* _Saved data entries_
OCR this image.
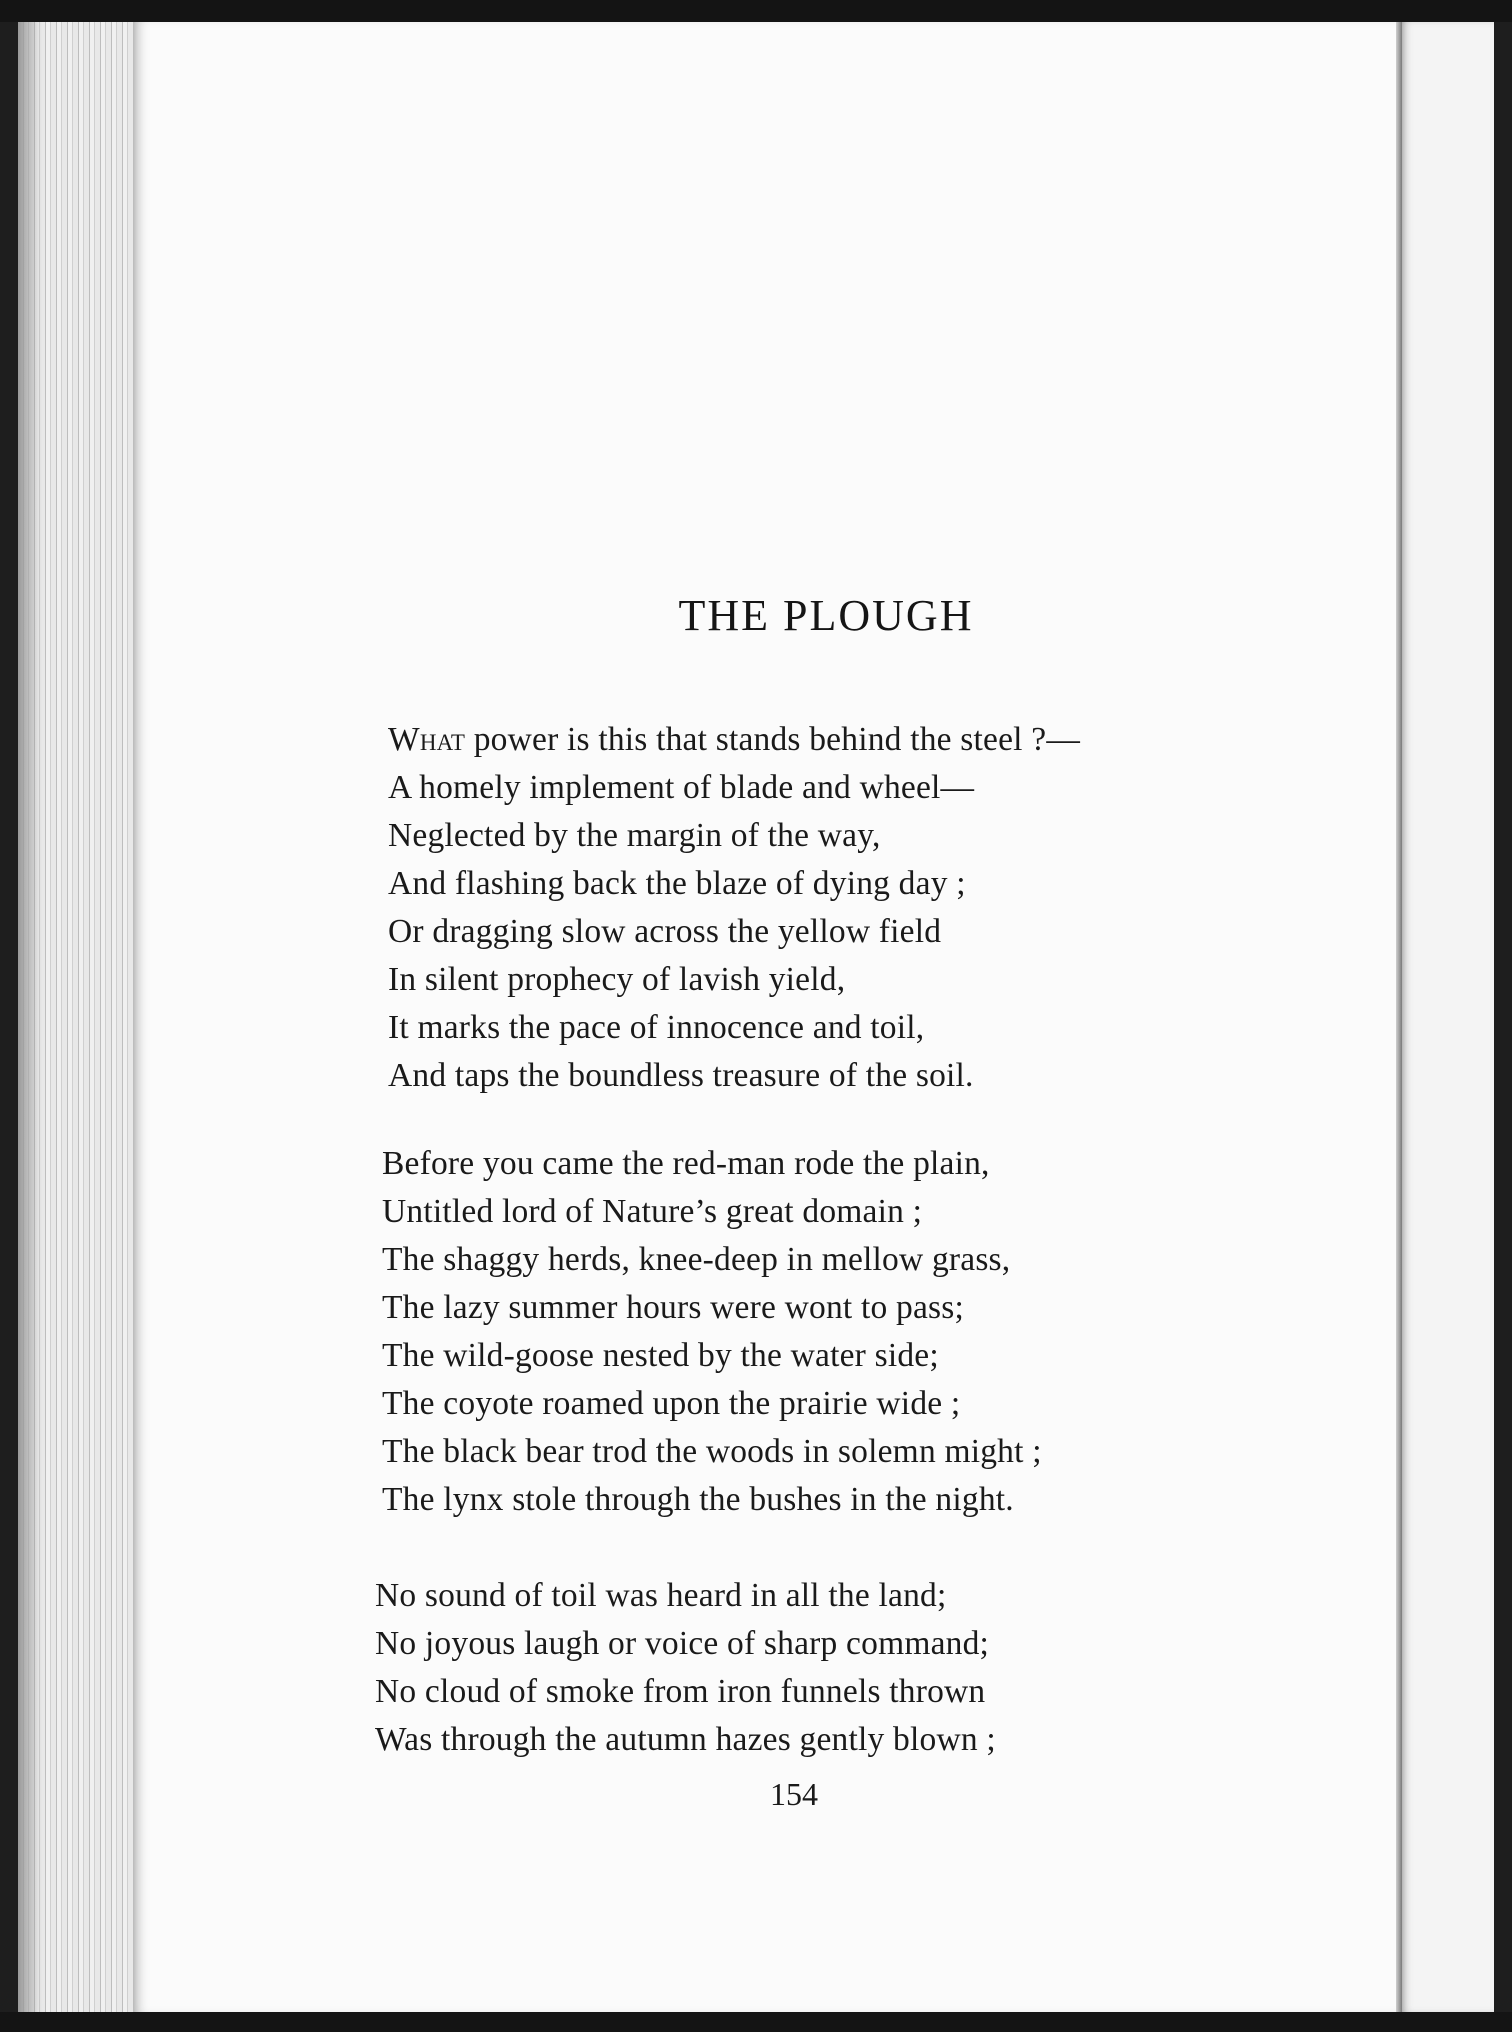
THE PLOUGH
What power is this that stands behind the steel ?—
A homely implement of blade and wheel—
Neglected by the margin of the way,
And flashing back the blaze of dying day ;
Or dragging slow across the yellow field
In silent prophecy of lavish yield,
It marks the pace of innocence and toil,
And taps the boundless treasure of the soil.
Before you came the red-man rode the plain,
Untitled lord of Nature’s great domain ;
The shaggy herds, knee-deep in mellow grass,
The lazy summer hours were wont to pass;
The wild-goose nested by the water side;
The coyote roamed upon the prairie wide ;
The black bear trod the woods in solemn might ;
The lynx stole through the bushes in the night.
No sound of toil was heard in all the land;
No joyous laugh or voice of sharp command;
No cloud of smoke from iron funnels thrown
Was through the autumn hazes gently blown ;
154
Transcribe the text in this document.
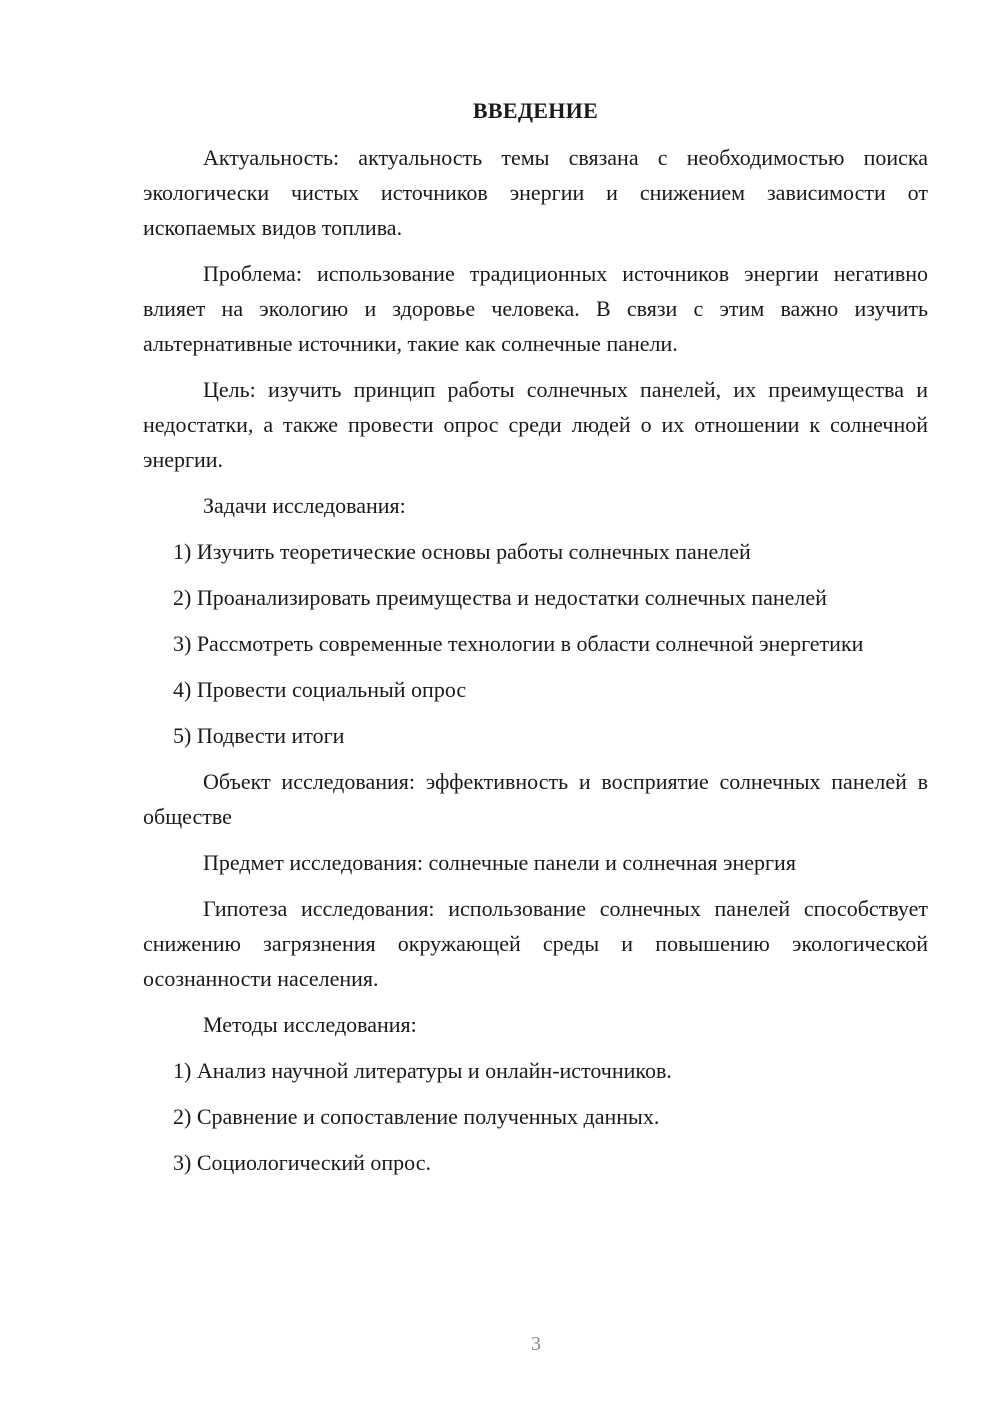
ВВЕДЕНИЕ

Актуальность: актуальность темы связана с необходимостью поиска экологически чистых источников энергии и снижением зависимости от ископаемых видов топлива.

Проблема: использование традиционных источников энергии негативно влияет на экологию и здоровье человека. В связи с этим важно изучить альтернативные источники, такие как солнечные панели.

Цель: изучить принцип работы солнечных панелей, их преимущества и недостатки, а также провести опрос среди людей о их отношении к солнечной энергии.

Задачи исследования:

1) Изучить теоретические основы работы солнечных панелей

2) Проанализировать преимущества и недостатки солнечных панелей

3) Рассмотреть современные технологии в области солнечной энергетики

4) Провести социальный опрос

5) Подвести итоги

Объект исследования: эффективность и восприятие солнечных панелей в обществе

Предмет исследования: солнечные панели и солнечная энергия

Гипотеза исследования: использование солнечных панелей способствует снижению загрязнения окружающей среды и повышению экологической осознанности населения.

Методы исследования:

1) Анализ научной литературы и онлайн-источников.

2) Сравнение и сопоставление полученных данных.

3) Социологический опрос.

3
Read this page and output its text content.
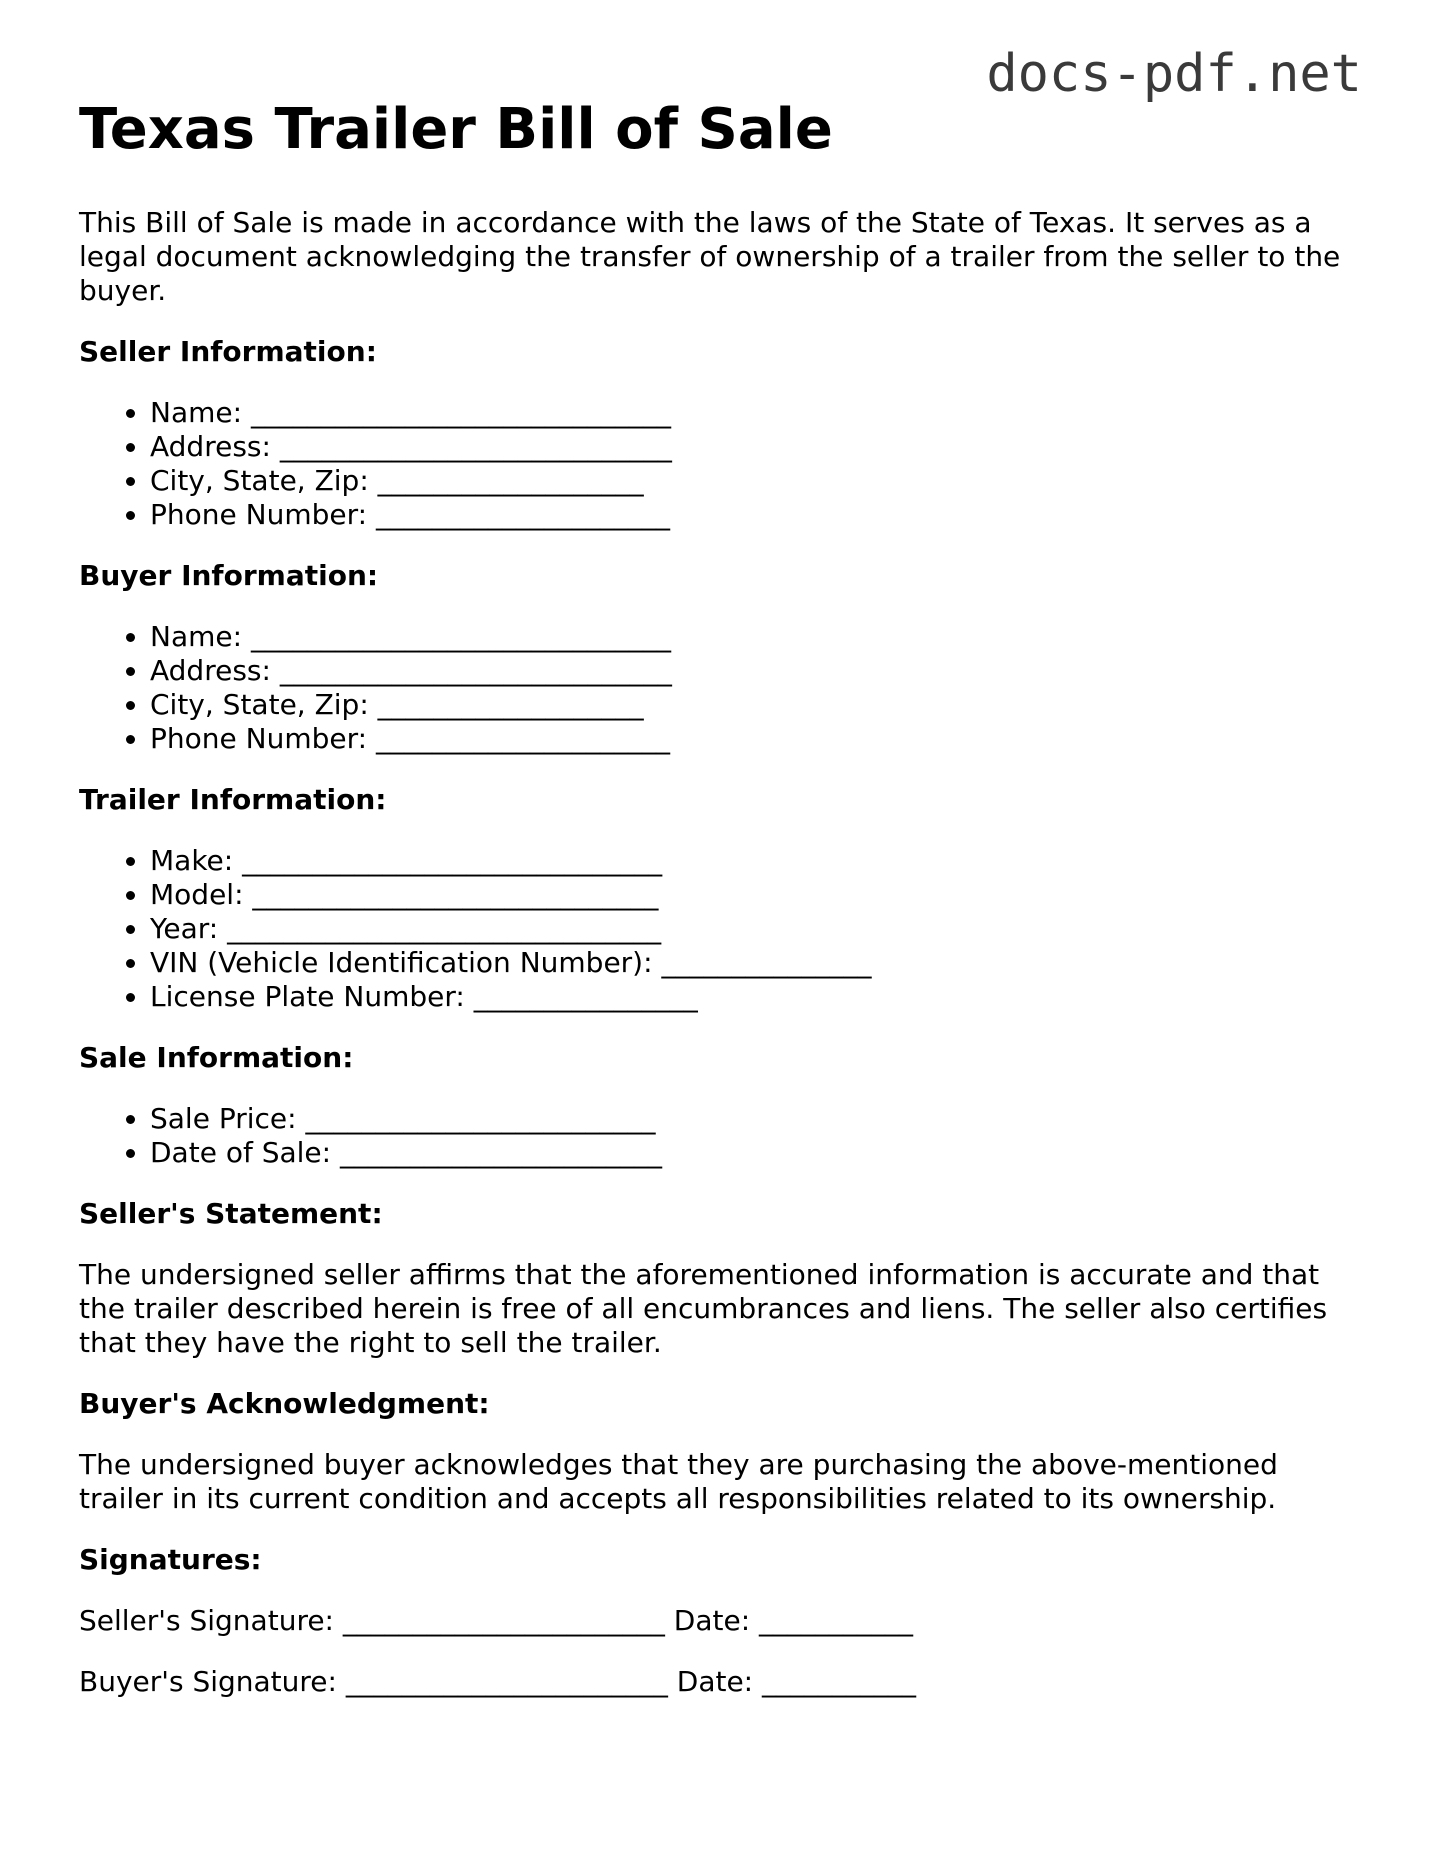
docs-pdf.net
Texas Trailer Bill of Sale

This Bill of Sale is made in accordance with the laws of the State of Texas. It serves as a legal document acknowledging the transfer of ownership of a trailer from the seller to the buyer.

Seller Information:
• Name: ______________________________
• Address: ____________________________
• City, State, Zip: ___________________
• Phone Number: _____________________
Buyer Information:
• Name: ______________________________
• Address: ____________________________
• City, State, Zip: ___________________
• Phone Number: _____________________
Trailer Information:
• Make: ______________________________
• Model: _____________________________
• Year: _______________________________
• VIN (Vehicle Identification Number): _______________
• License Plate Number: ________________
Sale Information:
• Sale Price: _________________________
• Date of Sale: _______________________
Seller's Statement:

The undersigned seller affirms that the aforementioned information is accurate and that the trailer described herein is free of all encumbrances and liens. The seller also certifies that they have the right to sell the trailer.

Buyer's Acknowledgment:

The undersigned buyer acknowledges that they are purchasing the above-mentioned trailer in its current condition and accepts all responsibilities related to its ownership.

Signatures:
Seller's Signature: _______________________ Date: ___________
Buyer's Signature: _______________________ Date: ___________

* _WHAT THE TASK REQUIRES_
Without the pictures, return all the records precisely as they stand.

* _SOLUTION FOR THIS EXERCISE_
OCR this image.
THE PLOUGH
What power is this that stands behind the steel ?—
A homely implement of blade and wheel—
Neglected by the margin of the way,
And flashing back the blaze of dying day ;
Or dragging slow across the yellow field
In silent prophecy of lavish yield,
It marks the pace of innocence and toil,
And taps the boundless treasure of the soil.
Before you came the red-man rode the plain,
Untitled lord of Nature’s great domain ;
The shaggy herds, knee-deep in mellow grass,
The lazy summer hours were wont to pass;
The wild-goose nested by the water side;
The coyote roamed upon the prairie wide ;
The black bear trod the woods in solemn might ;
The lynx stole through the bushes in the night.
No sound of toil was heard in all the land;
No joyous laugh or voice of sharp command;
No cloud of smoke from iron funnels thrown
Was through the autumn hazes gently blown ;
154
Transcribe the text in this document.
ВВЕДЕНИЕ

Актуальность: актуальность темы связана с необходимостью поиска экологически чистых источников энергии и снижением зависимости от ископаемых видов топлива.

Проблема: использование традиционных источников энергии негативно влияет на экологию и здоровье человека. В связи с этим важно изучить альтернативные источники, такие как солнечные панели.

Цель: изучить принцип работы солнечных панелей, их преимущества и недостатки, а также провести опрос среди людей о их отношении к солнечной энергии.

Задачи исследования:

1) Изучить теоретические основы работы солнечных панелей

2) Проанализировать преимущества и недостатки солнечных панелей

3) Рассмотреть современные технологии в области солнечной энергетики

4) Провести социальный опрос

5) Подвести итоги

Объект исследования: эффективность и восприятие солнечных панелей в обществе

Предмет исследования: солнечные панели и солнечная энергия

Гипотеза исследования: использование солнечных панелей способствует снижению загрязнения окружающей среды и повышению экологической осознанности населения.

Методы исследования:

1) Анализ научной литературы и онлайн-источников.

2) Сравнение и сопоставление полученных данных.

3) Социологический опрос.

3
Read this page and output its text content.
docs-pdf.net
Texas Trailer Bill of Sale

This Bill of Sale is made in accordance with the laws of the State of Texas. It serves as a legal document acknowledging the transfer of ownership of a trailer from the seller to the buyer.

Seller Information:
• Name: ______________________________
• Address: ____________________________
• City, State, Zip: ___________________
• Phone Number: _____________________
Buyer Information:
• Name: ______________________________
• Address: ____________________________
• City, State, Zip: ___________________
• Phone Number: _____________________
Trailer Information:
• Make: ______________________________
• Model: _____________________________
• Year: _______________________________
• VIN (Vehicle Identification Number): _______________
• License Plate Number: ________________
Sale Information:
• Sale Price: _________________________
• Date of Sale: _______________________
Seller's Statement:

The undersigned seller affirms that the aforementioned information is accurate and that the trailer described herein is free of all encumbrances and liens. The seller also certifies that they have the right to sell the trailer.

Buyer's Acknowledgment:

The undersigned buyer acknowledges that they are purchasing the above-mentioned trailer in its current condition and accepts all responsibilities related to its ownership.

Signatures:
Seller's Signature: _______________________ Date: ___________
Buyer's Signature: _______________________ Date: ___________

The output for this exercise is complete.